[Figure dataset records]
⁂

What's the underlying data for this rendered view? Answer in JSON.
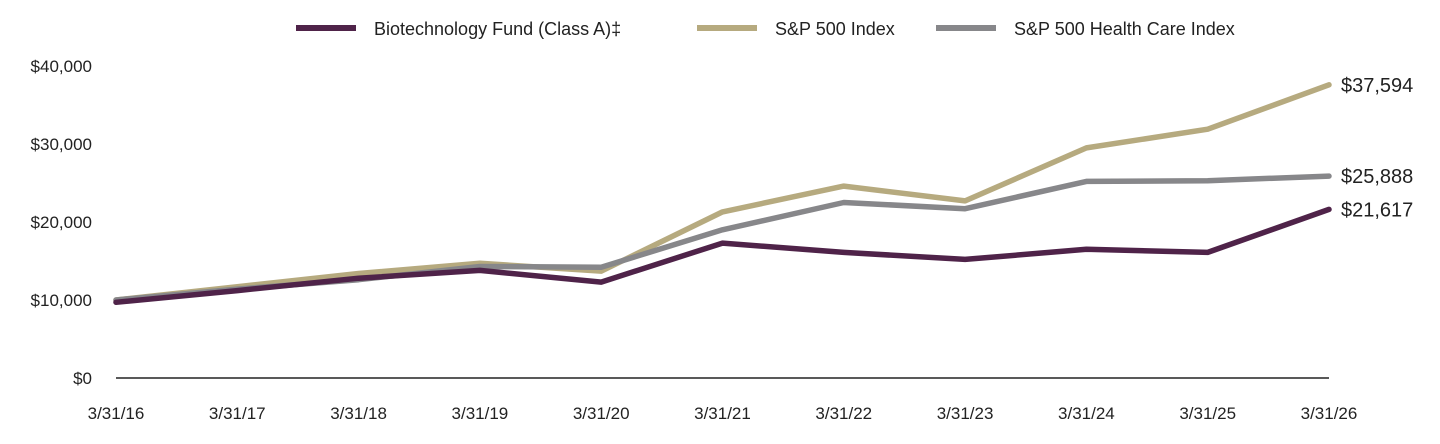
{
  "chart_data": {
    "type": "line",
    "title": "",
    "xlabel": "",
    "ylabel": "",
    "categories": [
      "3/31/16",
      "3/31/17",
      "3/31/18",
      "3/31/19",
      "3/31/20",
      "3/31/21",
      "3/31/22",
      "3/31/23",
      "3/31/24",
      "3/31/25",
      "3/31/26"
    ],
    "ylim": [
      0,
      40000
    ],
    "y_ticks": [
      0,
      10000,
      20000,
      30000,
      40000
    ],
    "y_tick_labels": [
      "$0",
      "$10,000",
      "$20,000",
      "$30,000",
      "$40,000"
    ],
    "grid": false,
    "legend_position": "top-center",
    "series": [
      {
        "name": "Biotechnology Fund (Class A)‡",
        "color": "#4f2349",
        "values": [
          9700,
          11200,
          12800,
          13800,
          12300,
          17300,
          16100,
          15200,
          16500,
          16100,
          21617
        ],
        "end_label": "$21,617"
      },
      {
        "name": "S&P 500 Index",
        "color": "#b6aa7f",
        "values": [
          10000,
          11700,
          13400,
          14700,
          13700,
          21300,
          24600,
          22700,
          29500,
          31900,
          37594
        ],
        "end_label": "$37,594"
      },
      {
        "name": "S&P 500 Health Care Index",
        "color": "#87878a",
        "values": [
          10000,
          11400,
          12600,
          14300,
          14200,
          19000,
          22500,
          21700,
          25200,
          25300,
          25888
        ],
        "end_label": "$25,888"
      }
    ]
  }
}
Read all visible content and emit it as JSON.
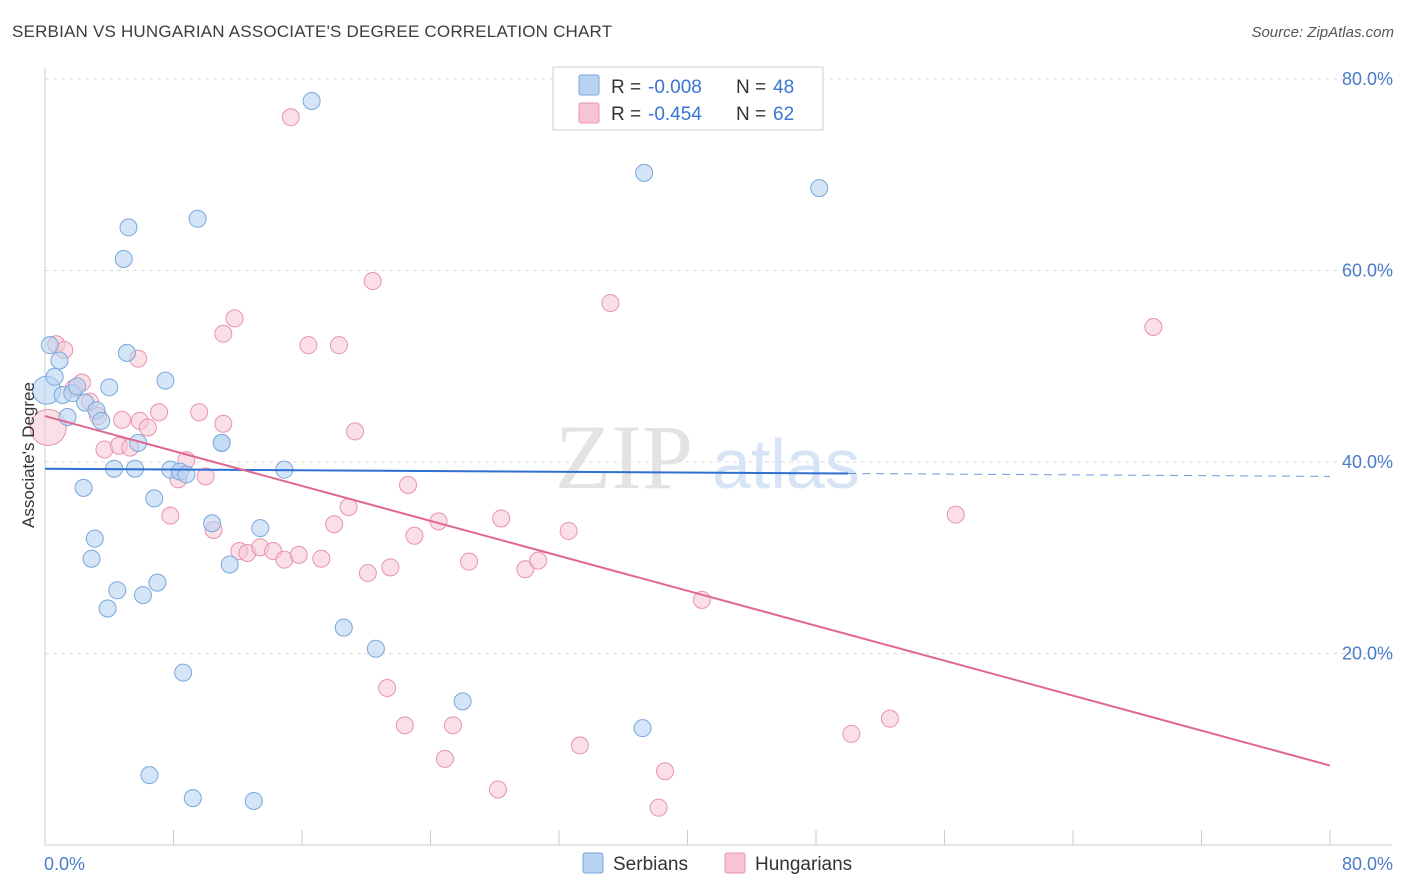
{
  "title": "SERBIAN VS HUNGARIAN ASSOCIATE'S DEGREE CORRELATION CHART",
  "source": "Source: ZipAtlas.com",
  "watermark": {
    "zip": "ZIP",
    "atlas": "atlas"
  },
  "colors": {
    "serbian_fill": "#b8d3f2",
    "serbian_stroke": "#7aa7dc",
    "serbian_line": "#2f6fd0",
    "hungarian_fill": "#f7c4d4",
    "hungarian_stroke": "#e893b0",
    "hungarian_line": "#e0678f",
    "tick_text": "#4a7cc7",
    "grid": "#dddddd"
  },
  "legend_top": {
    "rows": [
      {
        "r_label": "R =",
        "r_value": "-0.008",
        "n_label": "N =",
        "n_value": "48"
      },
      {
        "r_label": "R =",
        "r_value": "-0.454",
        "n_label": "N =",
        "n_value": "62"
      }
    ]
  },
  "legend_bottom": {
    "serbians": "Serbians",
    "hungarians": "Hungarians"
  },
  "chart_data": {
    "type": "scatter",
    "xlabel": "",
    "ylabel": "Associate's Degree",
    "xlim": [
      0,
      80
    ],
    "ylim": [
      0,
      80
    ],
    "x_tick_labels": {
      "left": "0.0%",
      "right": "80.0%"
    },
    "y_ticks": [
      {
        "value": 20,
        "label": "20.0%"
      },
      {
        "value": 40,
        "label": "40.0%"
      },
      {
        "value": 60,
        "label": "60.0%"
      },
      {
        "value": 80,
        "label": "80.0%"
      }
    ],
    "grid": true,
    "series": [
      {
        "name": "Serbians",
        "r": -0.008,
        "n": 48,
        "trend": {
          "x0": 0,
          "y0": 39.3,
          "x1": 50,
          "y1": 38.8,
          "dashed_to": 80,
          "dashed_y": 38.5
        },
        "points": [
          [
            0.1,
            47.5
          ],
          [
            0.3,
            52.2
          ],
          [
            0.6,
            48.9
          ],
          [
            0.9,
            50.6
          ],
          [
            1.1,
            47.0
          ],
          [
            1.4,
            44.7
          ],
          [
            1.7,
            47.2
          ],
          [
            2.0,
            47.9
          ],
          [
            2.5,
            46.2
          ],
          [
            3.2,
            45.4
          ],
          [
            3.5,
            44.3
          ],
          [
            2.4,
            37.3
          ],
          [
            2.9,
            29.9
          ],
          [
            3.1,
            32.0
          ],
          [
            3.9,
            24.7
          ],
          [
            4.5,
            26.6
          ],
          [
            4.3,
            39.3
          ],
          [
            4.0,
            47.8
          ],
          [
            5.1,
            51.4
          ],
          [
            5.2,
            64.5
          ],
          [
            4.9,
            61.2
          ],
          [
            5.6,
            39.3
          ],
          [
            5.8,
            42.0
          ],
          [
            6.1,
            26.1
          ],
          [
            6.5,
            7.3
          ],
          [
            6.8,
            36.2
          ],
          [
            7.0,
            27.4
          ],
          [
            7.5,
            48.5
          ],
          [
            7.8,
            39.2
          ],
          [
            8.4,
            39.0
          ],
          [
            8.6,
            18.0
          ],
          [
            8.8,
            38.7
          ],
          [
            9.2,
            4.9
          ],
          [
            9.5,
            65.4
          ],
          [
            10.4,
            33.6
          ],
          [
            11.0,
            42.0
          ],
          [
            11.5,
            29.3
          ],
          [
            13.0,
            4.6
          ],
          [
            13.4,
            33.1
          ],
          [
            14.9,
            39.2
          ],
          [
            16.6,
            77.7
          ],
          [
            18.6,
            22.7
          ],
          [
            20.6,
            20.5
          ],
          [
            26.0,
            15.0
          ],
          [
            37.2,
            12.2
          ],
          [
            37.3,
            70.2
          ],
          [
            48.2,
            68.6
          ],
          [
            11.0,
            42.0
          ]
        ]
      },
      {
        "name": "Hungarians",
        "r": -0.454,
        "n": 62,
        "trend": {
          "x0": 0,
          "y0": 44.8,
          "x1": 80,
          "y1": 8.3
        },
        "points": [
          [
            0.2,
            43.6
          ],
          [
            0.7,
            52.3
          ],
          [
            1.2,
            51.7
          ],
          [
            1.8,
            47.7
          ],
          [
            2.3,
            48.3
          ],
          [
            2.8,
            46.3
          ],
          [
            3.3,
            44.8
          ],
          [
            3.7,
            41.3
          ],
          [
            4.6,
            41.7
          ],
          [
            4.8,
            44.4
          ],
          [
            5.3,
            41.5
          ],
          [
            5.8,
            50.8
          ],
          [
            5.9,
            44.3
          ],
          [
            6.4,
            43.6
          ],
          [
            7.1,
            45.2
          ],
          [
            7.8,
            34.4
          ],
          [
            8.3,
            38.2
          ],
          [
            8.8,
            40.2
          ],
          [
            9.6,
            45.2
          ],
          [
            10.0,
            38.5
          ],
          [
            10.5,
            32.9
          ],
          [
            11.1,
            53.4
          ],
          [
            11.1,
            44.0
          ],
          [
            11.8,
            55.0
          ],
          [
            12.1,
            30.7
          ],
          [
            12.6,
            30.5
          ],
          [
            13.4,
            31.1
          ],
          [
            14.2,
            30.7
          ],
          [
            14.9,
            29.8
          ],
          [
            15.3,
            76.0
          ],
          [
            15.8,
            30.3
          ],
          [
            16.4,
            52.2
          ],
          [
            17.2,
            29.9
          ],
          [
            18.0,
            33.5
          ],
          [
            18.3,
            52.2
          ],
          [
            18.9,
            35.3
          ],
          [
            19.3,
            43.2
          ],
          [
            20.1,
            28.4
          ],
          [
            20.4,
            58.9
          ],
          [
            21.3,
            16.4
          ],
          [
            21.5,
            29.0
          ],
          [
            22.4,
            12.5
          ],
          [
            22.6,
            37.6
          ],
          [
            23.0,
            32.3
          ],
          [
            24.5,
            33.8
          ],
          [
            24.9,
            9.0
          ],
          [
            25.4,
            12.5
          ],
          [
            26.4,
            29.6
          ],
          [
            28.2,
            5.8
          ],
          [
            28.4,
            34.1
          ],
          [
            29.9,
            28.8
          ],
          [
            30.7,
            29.7
          ],
          [
            32.6,
            32.8
          ],
          [
            33.3,
            10.4
          ],
          [
            35.2,
            56.6
          ],
          [
            38.2,
            3.9
          ],
          [
            38.6,
            7.7
          ],
          [
            40.9,
            25.6
          ],
          [
            50.2,
            11.6
          ],
          [
            52.6,
            13.2
          ],
          [
            56.7,
            34.5
          ],
          [
            69.0,
            54.1
          ]
        ]
      }
    ]
  }
}
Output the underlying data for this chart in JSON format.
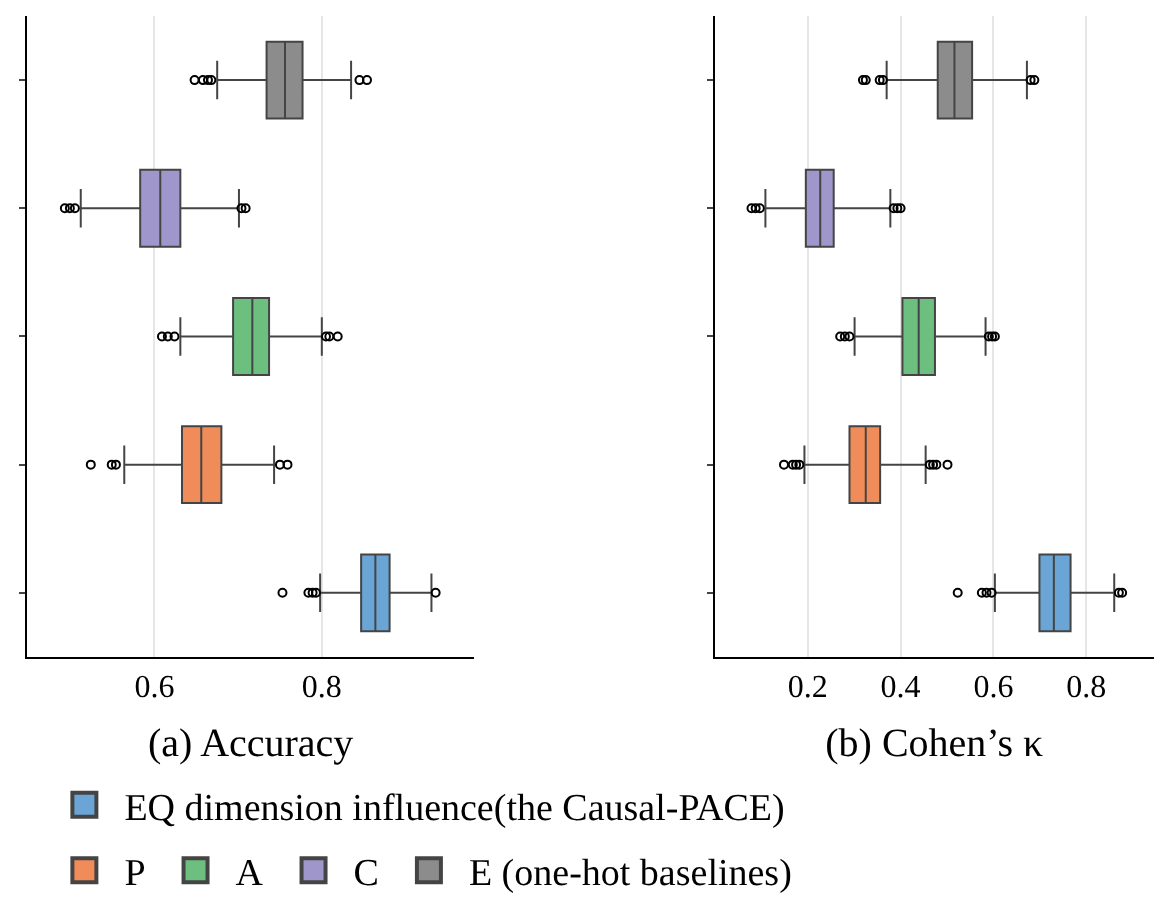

⁂

=== Task details ===
In the listing, how many lines hold "Index"? Answer with a bare number.

=== Solution to this problem ===
2